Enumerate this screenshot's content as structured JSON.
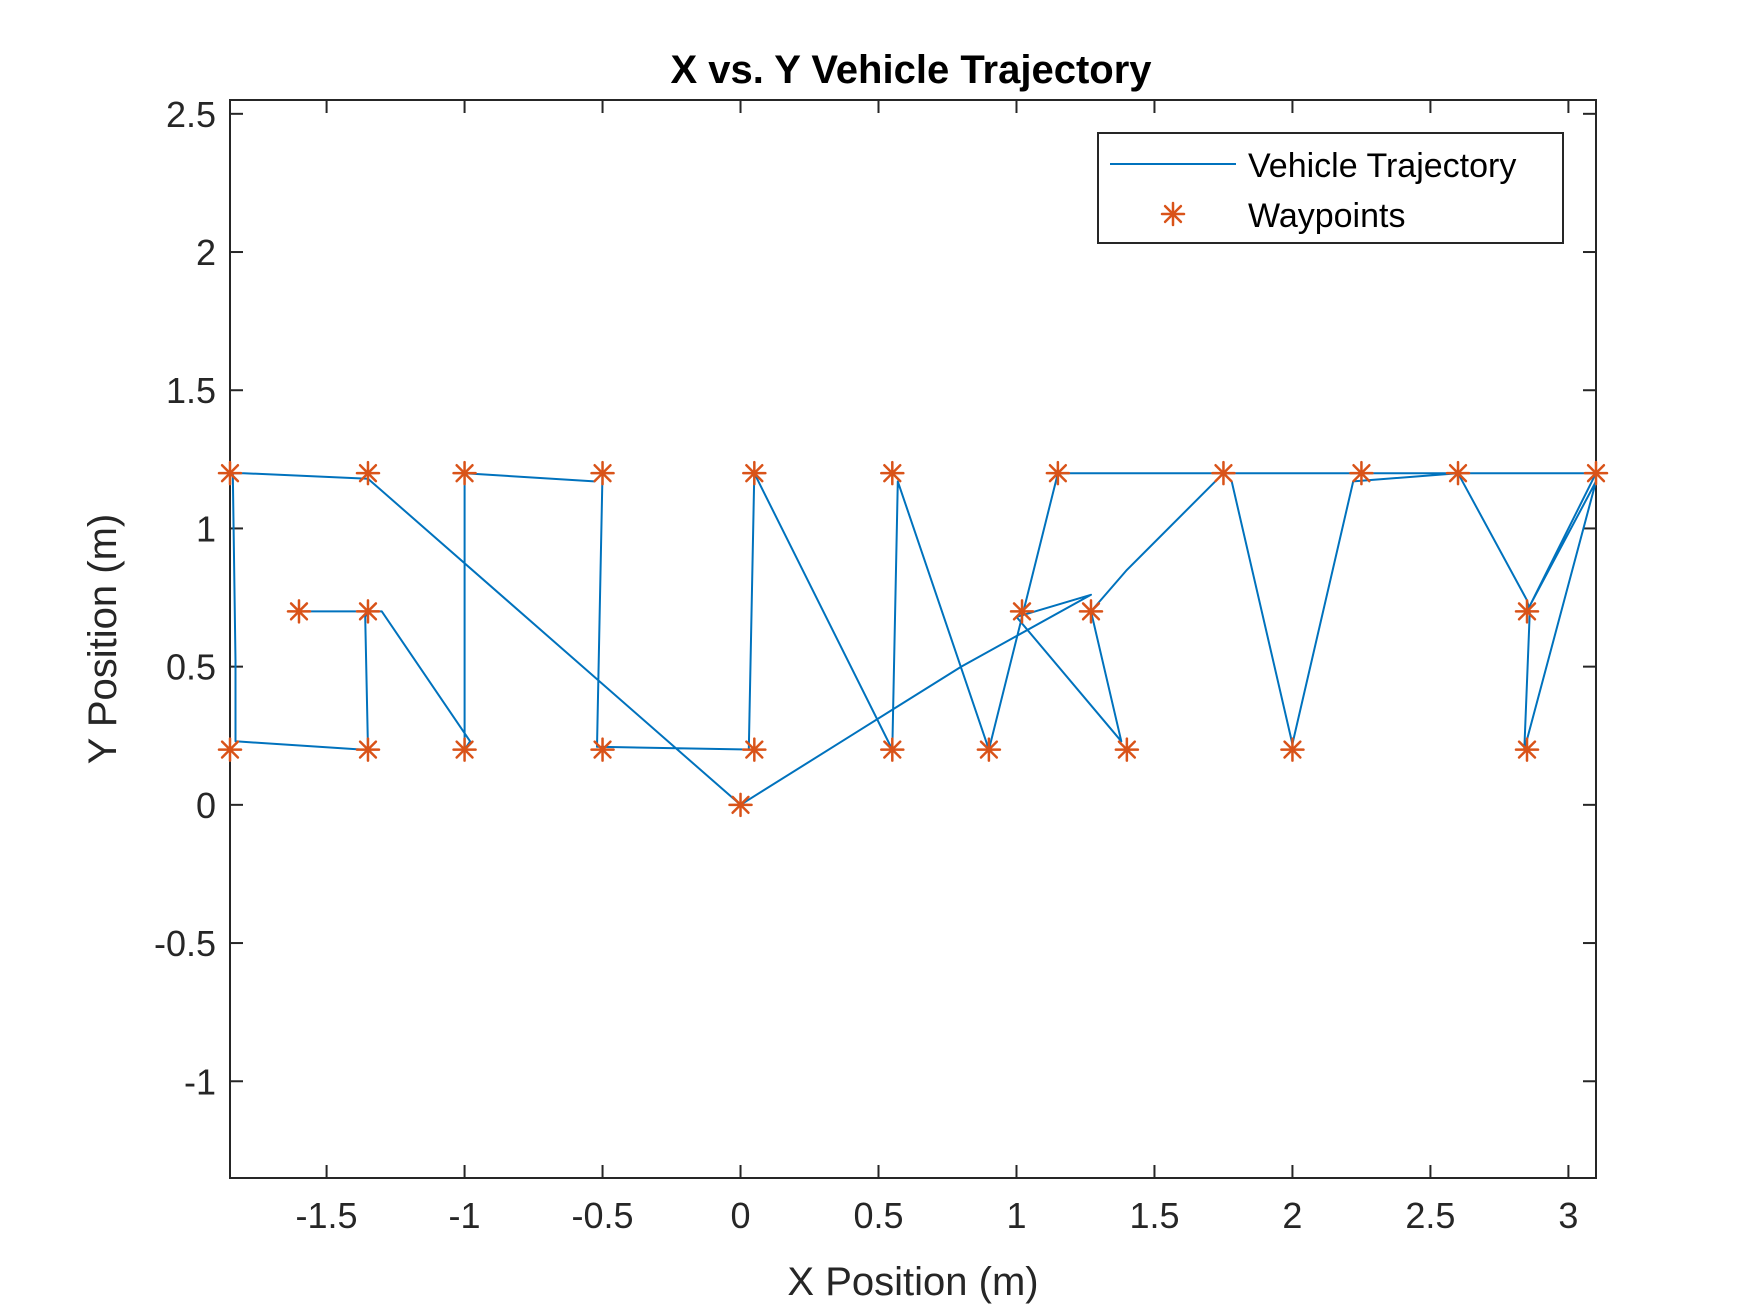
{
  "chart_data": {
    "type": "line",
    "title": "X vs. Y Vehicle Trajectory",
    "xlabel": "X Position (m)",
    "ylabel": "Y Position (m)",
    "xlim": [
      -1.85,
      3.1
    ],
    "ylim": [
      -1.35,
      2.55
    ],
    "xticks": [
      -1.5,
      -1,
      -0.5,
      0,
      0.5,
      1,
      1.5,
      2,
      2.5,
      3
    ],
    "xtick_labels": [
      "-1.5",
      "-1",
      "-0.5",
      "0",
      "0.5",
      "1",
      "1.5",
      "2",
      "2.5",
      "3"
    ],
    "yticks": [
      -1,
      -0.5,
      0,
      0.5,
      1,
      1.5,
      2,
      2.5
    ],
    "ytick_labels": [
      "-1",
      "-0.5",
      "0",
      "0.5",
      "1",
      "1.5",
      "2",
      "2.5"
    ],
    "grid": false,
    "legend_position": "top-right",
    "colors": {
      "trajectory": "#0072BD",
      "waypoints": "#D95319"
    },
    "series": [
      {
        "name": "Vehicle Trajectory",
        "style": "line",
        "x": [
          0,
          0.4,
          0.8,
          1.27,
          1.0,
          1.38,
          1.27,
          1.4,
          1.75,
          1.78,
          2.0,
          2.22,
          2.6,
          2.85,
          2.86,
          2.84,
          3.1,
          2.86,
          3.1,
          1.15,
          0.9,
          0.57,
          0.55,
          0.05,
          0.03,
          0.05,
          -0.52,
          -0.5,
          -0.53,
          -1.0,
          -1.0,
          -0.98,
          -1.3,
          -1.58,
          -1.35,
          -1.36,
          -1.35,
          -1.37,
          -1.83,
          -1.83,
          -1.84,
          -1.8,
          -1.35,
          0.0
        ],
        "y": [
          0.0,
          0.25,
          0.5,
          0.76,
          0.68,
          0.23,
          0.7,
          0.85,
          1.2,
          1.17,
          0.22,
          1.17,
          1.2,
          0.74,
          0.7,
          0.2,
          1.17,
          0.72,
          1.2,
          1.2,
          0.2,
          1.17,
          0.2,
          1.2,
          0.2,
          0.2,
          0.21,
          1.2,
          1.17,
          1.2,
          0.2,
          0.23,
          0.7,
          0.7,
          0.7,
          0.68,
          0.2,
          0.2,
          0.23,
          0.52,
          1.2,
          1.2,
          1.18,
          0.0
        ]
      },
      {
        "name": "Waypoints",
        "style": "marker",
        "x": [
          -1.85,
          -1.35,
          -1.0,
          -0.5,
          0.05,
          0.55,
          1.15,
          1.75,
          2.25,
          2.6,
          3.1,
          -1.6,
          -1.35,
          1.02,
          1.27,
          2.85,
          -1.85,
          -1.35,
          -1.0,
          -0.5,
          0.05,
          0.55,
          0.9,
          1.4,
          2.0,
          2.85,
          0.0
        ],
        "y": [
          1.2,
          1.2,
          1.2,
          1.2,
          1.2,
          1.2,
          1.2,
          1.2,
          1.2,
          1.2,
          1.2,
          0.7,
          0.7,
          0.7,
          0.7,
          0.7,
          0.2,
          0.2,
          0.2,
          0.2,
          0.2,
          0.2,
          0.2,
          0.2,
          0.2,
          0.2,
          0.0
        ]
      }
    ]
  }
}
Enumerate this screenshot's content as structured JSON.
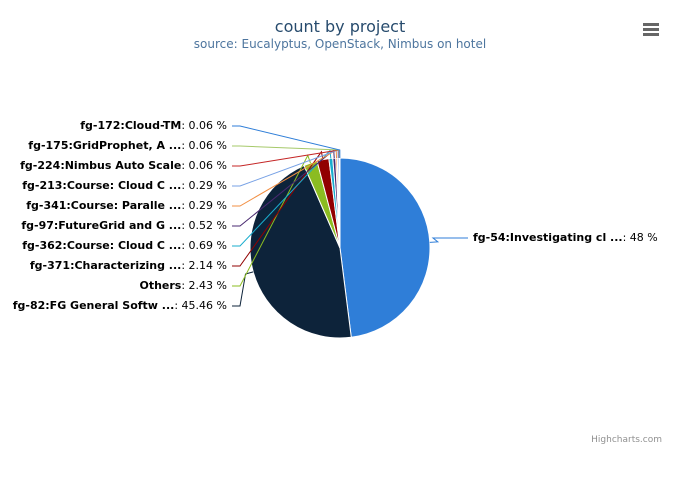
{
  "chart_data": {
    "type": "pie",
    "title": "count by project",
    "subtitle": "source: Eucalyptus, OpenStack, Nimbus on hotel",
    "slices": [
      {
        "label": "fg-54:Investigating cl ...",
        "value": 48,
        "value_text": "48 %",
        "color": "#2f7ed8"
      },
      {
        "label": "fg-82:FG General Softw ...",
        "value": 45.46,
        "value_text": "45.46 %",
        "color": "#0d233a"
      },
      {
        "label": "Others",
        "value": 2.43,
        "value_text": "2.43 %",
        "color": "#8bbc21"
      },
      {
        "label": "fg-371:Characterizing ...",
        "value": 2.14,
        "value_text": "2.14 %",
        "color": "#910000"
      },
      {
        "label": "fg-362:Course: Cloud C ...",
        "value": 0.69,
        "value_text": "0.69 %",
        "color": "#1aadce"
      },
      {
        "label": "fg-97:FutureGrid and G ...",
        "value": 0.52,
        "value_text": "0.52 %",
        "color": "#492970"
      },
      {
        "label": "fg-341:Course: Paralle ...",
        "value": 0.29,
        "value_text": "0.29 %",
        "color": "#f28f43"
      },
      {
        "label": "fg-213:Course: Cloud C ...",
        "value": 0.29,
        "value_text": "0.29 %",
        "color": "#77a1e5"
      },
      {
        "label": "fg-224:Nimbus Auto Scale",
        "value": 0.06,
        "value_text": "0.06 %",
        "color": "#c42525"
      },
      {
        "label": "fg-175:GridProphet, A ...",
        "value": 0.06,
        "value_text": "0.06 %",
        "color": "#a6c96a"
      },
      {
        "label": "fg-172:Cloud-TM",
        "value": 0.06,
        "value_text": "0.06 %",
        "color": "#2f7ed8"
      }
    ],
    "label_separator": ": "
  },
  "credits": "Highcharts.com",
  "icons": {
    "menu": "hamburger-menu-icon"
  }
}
-.-.-
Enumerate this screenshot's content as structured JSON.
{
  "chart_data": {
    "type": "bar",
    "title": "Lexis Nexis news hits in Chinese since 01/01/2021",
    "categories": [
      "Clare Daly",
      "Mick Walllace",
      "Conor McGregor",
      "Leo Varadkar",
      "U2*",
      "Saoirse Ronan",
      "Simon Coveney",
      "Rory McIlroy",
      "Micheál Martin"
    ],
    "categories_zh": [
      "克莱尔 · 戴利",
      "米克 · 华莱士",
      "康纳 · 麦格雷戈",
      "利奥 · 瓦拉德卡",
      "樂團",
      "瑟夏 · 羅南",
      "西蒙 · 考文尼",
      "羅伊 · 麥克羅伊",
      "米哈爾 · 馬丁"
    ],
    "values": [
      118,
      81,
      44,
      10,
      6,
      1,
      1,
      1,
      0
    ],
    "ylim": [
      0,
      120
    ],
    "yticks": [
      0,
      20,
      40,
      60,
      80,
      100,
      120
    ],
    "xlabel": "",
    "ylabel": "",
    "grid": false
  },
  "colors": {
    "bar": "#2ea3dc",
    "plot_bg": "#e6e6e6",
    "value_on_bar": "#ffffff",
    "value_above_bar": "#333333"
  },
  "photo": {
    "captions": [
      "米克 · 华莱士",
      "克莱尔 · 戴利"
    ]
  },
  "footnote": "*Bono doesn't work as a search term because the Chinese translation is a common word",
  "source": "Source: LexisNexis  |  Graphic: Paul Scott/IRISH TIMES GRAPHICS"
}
-.-.-
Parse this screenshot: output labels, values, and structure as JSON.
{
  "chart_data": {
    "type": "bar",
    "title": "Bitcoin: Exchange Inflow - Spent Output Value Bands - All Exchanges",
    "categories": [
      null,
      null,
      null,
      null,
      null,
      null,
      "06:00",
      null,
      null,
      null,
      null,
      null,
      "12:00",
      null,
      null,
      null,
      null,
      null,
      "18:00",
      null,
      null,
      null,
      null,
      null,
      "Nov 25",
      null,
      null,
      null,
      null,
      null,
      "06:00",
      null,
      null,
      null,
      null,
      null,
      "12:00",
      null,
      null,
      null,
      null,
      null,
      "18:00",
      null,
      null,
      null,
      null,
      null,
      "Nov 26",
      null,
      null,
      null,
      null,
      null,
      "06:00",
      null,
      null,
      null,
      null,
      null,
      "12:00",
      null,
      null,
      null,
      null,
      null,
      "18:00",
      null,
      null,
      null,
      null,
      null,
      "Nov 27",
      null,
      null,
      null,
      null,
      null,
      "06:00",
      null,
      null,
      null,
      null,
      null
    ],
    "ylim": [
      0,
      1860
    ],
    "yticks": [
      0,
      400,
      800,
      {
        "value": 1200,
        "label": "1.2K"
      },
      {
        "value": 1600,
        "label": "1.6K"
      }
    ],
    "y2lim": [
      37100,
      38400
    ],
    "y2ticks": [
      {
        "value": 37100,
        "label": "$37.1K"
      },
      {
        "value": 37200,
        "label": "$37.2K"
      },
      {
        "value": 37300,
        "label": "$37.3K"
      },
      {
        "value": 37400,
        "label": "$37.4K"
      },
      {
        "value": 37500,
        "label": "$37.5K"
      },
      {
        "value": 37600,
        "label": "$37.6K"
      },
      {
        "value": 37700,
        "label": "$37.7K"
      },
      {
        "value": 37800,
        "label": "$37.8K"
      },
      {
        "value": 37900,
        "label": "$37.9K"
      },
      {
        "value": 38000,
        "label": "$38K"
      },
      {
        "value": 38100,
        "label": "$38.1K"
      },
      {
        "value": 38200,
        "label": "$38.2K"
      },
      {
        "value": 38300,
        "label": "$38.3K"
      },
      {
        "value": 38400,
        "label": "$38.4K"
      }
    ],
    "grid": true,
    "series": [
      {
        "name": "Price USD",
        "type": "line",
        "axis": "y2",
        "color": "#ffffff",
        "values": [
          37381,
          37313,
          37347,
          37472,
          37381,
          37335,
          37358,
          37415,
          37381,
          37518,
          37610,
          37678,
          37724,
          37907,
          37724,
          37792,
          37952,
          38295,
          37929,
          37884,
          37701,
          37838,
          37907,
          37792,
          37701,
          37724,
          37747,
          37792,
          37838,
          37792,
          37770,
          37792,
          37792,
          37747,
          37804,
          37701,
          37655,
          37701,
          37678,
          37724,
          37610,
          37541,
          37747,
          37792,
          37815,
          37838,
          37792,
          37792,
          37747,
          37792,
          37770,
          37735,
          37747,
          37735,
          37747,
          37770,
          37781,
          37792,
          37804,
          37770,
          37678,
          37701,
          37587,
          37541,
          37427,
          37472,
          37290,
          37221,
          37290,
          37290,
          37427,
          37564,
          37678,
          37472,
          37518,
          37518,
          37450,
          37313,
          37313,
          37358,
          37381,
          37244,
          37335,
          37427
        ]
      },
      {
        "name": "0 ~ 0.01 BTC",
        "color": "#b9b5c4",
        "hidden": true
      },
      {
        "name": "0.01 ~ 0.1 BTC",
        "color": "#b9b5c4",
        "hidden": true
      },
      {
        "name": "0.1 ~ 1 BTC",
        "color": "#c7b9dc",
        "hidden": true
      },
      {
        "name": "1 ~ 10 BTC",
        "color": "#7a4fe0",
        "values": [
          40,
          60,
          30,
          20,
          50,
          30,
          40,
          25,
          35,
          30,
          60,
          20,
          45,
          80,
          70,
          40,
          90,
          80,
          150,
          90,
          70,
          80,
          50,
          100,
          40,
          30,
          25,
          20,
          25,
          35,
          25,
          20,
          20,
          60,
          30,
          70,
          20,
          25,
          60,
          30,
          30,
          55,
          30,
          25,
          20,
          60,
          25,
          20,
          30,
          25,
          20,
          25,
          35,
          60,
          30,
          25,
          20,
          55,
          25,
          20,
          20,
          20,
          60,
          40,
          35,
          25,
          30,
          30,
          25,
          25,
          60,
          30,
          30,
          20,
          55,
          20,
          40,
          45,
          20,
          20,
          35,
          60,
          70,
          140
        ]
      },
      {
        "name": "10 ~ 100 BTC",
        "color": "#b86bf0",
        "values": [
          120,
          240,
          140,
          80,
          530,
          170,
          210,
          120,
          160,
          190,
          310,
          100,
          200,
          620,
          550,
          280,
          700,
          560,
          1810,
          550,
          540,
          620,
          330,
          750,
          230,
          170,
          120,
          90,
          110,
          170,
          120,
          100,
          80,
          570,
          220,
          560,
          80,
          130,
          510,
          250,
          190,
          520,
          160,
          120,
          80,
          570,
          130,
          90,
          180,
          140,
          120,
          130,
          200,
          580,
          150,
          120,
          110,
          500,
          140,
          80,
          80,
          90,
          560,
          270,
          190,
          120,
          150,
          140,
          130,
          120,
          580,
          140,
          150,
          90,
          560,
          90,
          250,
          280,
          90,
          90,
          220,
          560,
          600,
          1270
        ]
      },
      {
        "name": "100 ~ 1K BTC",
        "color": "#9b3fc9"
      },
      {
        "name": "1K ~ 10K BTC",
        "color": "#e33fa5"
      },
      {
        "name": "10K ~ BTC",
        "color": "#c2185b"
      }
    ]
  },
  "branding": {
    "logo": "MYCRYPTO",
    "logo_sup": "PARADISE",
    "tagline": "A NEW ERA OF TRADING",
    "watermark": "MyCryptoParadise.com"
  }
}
-.-.-
What the exercise asks >>
State how many lines of the records above contain the word "Nimbus", and give only that number.

The result >>
2